# THINGS TO DO:
A. Substitute "grid-row" for "table-row" in the stretch of rows from the start through the line containing "month-cell: октябрь xyxy=(814,340,853,373)", changing nothing else, and return only those lines.
B. Pick up the account of the great-aunt called Dud after its final sentence and continue writing it.

# DOCUMENT SECTION:
When I was little, I had a great-aunt named Dud. We assume that was because her younger sister, my mother's mother, couldn't pronounce "Lilian".

Auntie Dud was the sweetest person you could know. Actually, she was pretty much pathologically shy and self-effacing. She worked in a candy factory all her life -- a secure, if low-paid, job open to women around 1910, after she and her family immigrated to Canada. In fact, she was fortunate: the factory was, at the time, a model of "hygienic" industrialization -- white uniforms (which I have no doubt the employees had to launder), an employee cafeteria, great big windows, lots of sun and air. She lived in a rooming house in the southern Ontario (Canada) city where I grew up. When she visited us, my mother always ran a great big deep tup of water for her to have a hot bath, because the rooming house allowed only shallow splashing, to keep costs down.

She doted on her nieces and nephews, born in the 1920s and 30s, and then the five great-nieces and great-nephews, me and my brothers and cousins, who were born in the early 50s before she died, when I was four. She was especially devoted to my older boy cousin, whose parents obviously preferred his little sister. My first real experience of guilt/shame came when she died shortly after I had declined her invitatation to the circus, because I was a suck and wouldn't go anywhere without my mummy.

Long after her death, my grandmother told my mother a bit more of her story. Her surname was not the same as my grandmother's and her father's; it was her mother's surname. This, we then learned, was because she was born to her mother some years before she married my great-grandfather, and when she was still unmarried. All my grandmother knew was that her mother had been a housemaid in Nottingham, England, and Auntie Dud's father was said to have been the master of the household where she worked.

This past weekend, someone in the UK directed me to a resource for genealogical research that I hadn't known about: http://freebmd.rootsweb.com/
Nineteenth century birth, marriage and death records in the UK can be located on line, and then ordered up. Nineteenth century census records can be found on a companion site, http://freecen.rootsweb.com

I went looking for my Auntie Dud, and I found her. Her middle name is the surname my grandmother gave for the man who was her father. Her birth was registered in June of 1890.

# DATA SHOWN:
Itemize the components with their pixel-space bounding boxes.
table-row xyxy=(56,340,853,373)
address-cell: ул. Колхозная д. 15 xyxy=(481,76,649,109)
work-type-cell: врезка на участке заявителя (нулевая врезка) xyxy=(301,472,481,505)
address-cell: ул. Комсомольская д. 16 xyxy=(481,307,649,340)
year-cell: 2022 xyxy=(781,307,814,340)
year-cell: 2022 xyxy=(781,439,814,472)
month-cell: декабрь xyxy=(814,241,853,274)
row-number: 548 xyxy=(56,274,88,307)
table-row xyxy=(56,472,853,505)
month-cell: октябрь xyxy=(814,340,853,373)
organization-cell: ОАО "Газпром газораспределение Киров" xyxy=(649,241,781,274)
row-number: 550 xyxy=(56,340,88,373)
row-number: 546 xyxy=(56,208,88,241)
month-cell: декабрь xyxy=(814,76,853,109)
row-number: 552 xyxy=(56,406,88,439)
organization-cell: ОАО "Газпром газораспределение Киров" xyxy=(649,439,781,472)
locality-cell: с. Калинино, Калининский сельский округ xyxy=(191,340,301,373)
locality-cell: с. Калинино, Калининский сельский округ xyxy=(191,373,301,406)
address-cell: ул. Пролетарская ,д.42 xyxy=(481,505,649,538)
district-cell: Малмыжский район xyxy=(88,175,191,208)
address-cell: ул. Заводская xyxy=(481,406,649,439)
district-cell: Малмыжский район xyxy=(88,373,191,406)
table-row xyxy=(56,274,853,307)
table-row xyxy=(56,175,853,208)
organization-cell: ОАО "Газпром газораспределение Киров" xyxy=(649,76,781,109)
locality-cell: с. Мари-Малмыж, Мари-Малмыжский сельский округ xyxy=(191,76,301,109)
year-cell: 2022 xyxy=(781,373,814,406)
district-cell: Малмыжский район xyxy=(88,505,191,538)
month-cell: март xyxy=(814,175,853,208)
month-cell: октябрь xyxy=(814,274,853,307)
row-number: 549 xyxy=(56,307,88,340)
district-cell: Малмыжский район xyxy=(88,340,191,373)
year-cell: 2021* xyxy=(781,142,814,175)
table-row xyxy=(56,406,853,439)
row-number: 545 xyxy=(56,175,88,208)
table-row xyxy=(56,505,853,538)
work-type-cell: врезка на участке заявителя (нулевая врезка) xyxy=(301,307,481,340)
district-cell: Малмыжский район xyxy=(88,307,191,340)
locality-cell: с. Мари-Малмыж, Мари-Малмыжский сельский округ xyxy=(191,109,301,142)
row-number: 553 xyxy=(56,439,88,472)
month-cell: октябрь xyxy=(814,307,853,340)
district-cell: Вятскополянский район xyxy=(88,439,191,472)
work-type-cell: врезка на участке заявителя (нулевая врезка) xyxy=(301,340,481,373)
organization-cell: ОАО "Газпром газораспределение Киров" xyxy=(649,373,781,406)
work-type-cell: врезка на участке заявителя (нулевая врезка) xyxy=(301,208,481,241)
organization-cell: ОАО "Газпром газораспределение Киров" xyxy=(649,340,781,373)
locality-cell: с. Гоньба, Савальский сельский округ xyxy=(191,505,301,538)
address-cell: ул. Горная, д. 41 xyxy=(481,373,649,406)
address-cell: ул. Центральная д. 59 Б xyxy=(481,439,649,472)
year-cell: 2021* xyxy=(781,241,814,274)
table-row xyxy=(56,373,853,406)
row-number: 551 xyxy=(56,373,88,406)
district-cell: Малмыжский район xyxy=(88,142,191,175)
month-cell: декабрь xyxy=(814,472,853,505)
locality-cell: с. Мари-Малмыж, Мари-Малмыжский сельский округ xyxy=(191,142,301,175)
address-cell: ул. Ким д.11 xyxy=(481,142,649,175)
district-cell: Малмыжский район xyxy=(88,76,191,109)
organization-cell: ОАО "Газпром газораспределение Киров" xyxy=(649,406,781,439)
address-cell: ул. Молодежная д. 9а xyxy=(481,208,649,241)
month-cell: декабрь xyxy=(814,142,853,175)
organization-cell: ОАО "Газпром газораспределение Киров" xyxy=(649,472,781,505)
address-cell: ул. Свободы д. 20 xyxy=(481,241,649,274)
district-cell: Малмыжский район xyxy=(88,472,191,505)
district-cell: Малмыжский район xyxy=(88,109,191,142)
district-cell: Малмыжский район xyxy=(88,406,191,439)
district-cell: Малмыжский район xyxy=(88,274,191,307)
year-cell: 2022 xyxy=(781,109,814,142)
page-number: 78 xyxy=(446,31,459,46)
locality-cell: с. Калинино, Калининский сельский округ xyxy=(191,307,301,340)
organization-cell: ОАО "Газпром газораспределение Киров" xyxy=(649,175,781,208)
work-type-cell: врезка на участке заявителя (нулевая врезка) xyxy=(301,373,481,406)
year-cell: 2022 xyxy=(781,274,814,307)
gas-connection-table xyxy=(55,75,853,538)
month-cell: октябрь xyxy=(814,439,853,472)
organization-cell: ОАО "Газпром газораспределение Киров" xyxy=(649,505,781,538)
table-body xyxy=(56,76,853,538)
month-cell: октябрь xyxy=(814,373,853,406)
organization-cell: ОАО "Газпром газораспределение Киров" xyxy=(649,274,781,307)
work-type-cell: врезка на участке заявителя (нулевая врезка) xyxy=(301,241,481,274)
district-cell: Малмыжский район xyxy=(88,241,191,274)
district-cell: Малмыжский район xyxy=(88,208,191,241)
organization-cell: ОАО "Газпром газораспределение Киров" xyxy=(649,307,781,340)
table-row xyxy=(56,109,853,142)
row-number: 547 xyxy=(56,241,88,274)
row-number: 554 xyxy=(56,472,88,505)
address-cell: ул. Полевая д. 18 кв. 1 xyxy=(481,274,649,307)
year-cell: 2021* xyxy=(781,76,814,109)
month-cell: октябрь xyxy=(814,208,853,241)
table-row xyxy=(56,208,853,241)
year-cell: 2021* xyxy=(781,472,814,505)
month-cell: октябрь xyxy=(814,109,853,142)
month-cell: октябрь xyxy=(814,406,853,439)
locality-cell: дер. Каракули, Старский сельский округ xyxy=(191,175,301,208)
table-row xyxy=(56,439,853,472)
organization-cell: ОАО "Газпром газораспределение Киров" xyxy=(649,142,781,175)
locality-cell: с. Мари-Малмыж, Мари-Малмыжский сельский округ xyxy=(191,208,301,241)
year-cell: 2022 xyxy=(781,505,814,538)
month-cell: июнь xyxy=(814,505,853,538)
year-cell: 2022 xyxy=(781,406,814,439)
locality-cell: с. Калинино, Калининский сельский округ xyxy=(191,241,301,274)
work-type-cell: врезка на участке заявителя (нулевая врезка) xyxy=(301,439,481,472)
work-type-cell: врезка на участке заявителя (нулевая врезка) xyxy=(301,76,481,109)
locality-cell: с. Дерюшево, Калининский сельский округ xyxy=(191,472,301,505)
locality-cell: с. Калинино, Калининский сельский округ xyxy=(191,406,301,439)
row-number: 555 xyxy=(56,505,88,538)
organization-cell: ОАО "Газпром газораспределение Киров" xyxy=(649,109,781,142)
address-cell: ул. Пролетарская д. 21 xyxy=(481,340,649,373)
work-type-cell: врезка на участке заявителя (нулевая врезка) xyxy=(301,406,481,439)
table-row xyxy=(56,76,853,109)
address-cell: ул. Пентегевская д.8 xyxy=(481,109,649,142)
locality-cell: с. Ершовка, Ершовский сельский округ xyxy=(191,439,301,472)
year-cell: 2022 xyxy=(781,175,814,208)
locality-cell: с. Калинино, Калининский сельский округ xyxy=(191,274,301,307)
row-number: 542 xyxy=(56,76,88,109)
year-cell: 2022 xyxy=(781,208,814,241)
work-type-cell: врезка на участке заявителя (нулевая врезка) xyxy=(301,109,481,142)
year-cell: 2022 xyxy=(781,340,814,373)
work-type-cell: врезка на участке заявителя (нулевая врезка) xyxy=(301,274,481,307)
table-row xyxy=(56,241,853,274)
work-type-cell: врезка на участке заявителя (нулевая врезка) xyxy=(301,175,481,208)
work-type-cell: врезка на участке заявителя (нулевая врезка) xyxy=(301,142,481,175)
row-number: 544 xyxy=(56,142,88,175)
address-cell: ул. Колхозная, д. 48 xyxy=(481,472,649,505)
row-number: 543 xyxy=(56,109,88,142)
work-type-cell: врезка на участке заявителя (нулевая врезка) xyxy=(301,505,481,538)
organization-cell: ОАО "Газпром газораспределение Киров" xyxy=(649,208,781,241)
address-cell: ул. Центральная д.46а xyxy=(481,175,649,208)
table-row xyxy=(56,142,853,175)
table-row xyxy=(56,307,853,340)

# FINAL ANSWERS:
A.
Itemize the components with their pixel-space bounding boxes.
grid-row xyxy=(56,340,853,373)
address-cell: ул. Колхозная д. 15 xyxy=(481,76,649,109)
work-type-cell: врезка на участке заявителя (нулевая врезка) xyxy=(301,472,481,505)
address-cell: ул. Комсомольская д. 16 xyxy=(481,307,649,340)
year-cell: 2022 xyxy=(781,307,814,340)
year-cell: 2022 xyxy=(781,439,814,472)
month-cell: декабрь xyxy=(814,241,853,274)
row-number: 548 xyxy=(56,274,88,307)
grid-row xyxy=(56,472,853,505)
month-cell: октябрь xyxy=(814,340,853,373)

B.
And then, after much poking around (not having a birthdate), I found her mother, my great-grandmother. Her birth was registered in December 1875.

This means that my great-grandmother was 14 when she gave birth to Auntie Dud -- and probably still 13 when she became pregnant.

(The 1891 UK century census records are interesting on that point -- in scratching the surface, looking at a couple of dozen households in search of girls my great-grandmother's age, I found several 13-yr-olds, and even 11-yr-olds, identified as household servants. One can imagine how many of them ended up in my great-grandmother's situation.)

Her marriage to my great-grandfather was registered in June of 1897, and they had two other daughters, one about 9 months later, and my grandmother in 1901. My great-grandfather never actually accepted Dud into the family; for instance, she is not in the few early family photos we have.

Pretty clearly, Auntie Dud's entire future existence was determined by the circumstances of her birth. She had no self-confidence, something that would have been hard to acquire in a family where she was not accepted by her father. (We believe she was reared by her mother's parents before that.) And she was pretty obviously an illegimate child, what with having that odd surname. Her chances of marriage, in pre-WWI small-city WASP Ontario, would have been pretty slim. (She might actually have done better if she'd stayed in England, since she would have had a class to belong to there.)

And my great-grandmother herself ended up married to a man who rejected her child, and who was not particularly pleasant to her, herself. One might imagine that she didn't have a lot of options.

(I have also been in touch with a woman looking for records of her grandfather, born in the early 1880s, with the same surname as my father's mother. He and his brother were placed in a workhouse a few miles from my grandmother's town, at the ages of 5 and 7, in 1888. That was one option, of course.)

So ... I pretty much owe my existence to a 13-year-old being impregnated by her employer, and having no option but to have a child. (Certainly there were abortions performed at the time, but access and safety were more than problematic.) Had that not happened, she would not likely have married my great-grandfather, or had the daughter who became my grandmother. Of course, there are an infinite number of other things I could be said to owe my existence to, but this seems to be a definite sine qua non -- without that one, I wouldn't be here.

My great-grandmother may have thought that everything turned out for the best, but I would imagine that she would have been pretty sure that things would have turned out better for her had she not been victimized at that young age.

So the moral of this tale ...

These are the stories on which the struggle for women's reproductive rights and freedoms were built. Everyone's story is different. And we're all entitled to write our own stories, and not to have them written for us by people who don't live them.


(edited to fix my tendency to type 1900 instead of 1800 ;) )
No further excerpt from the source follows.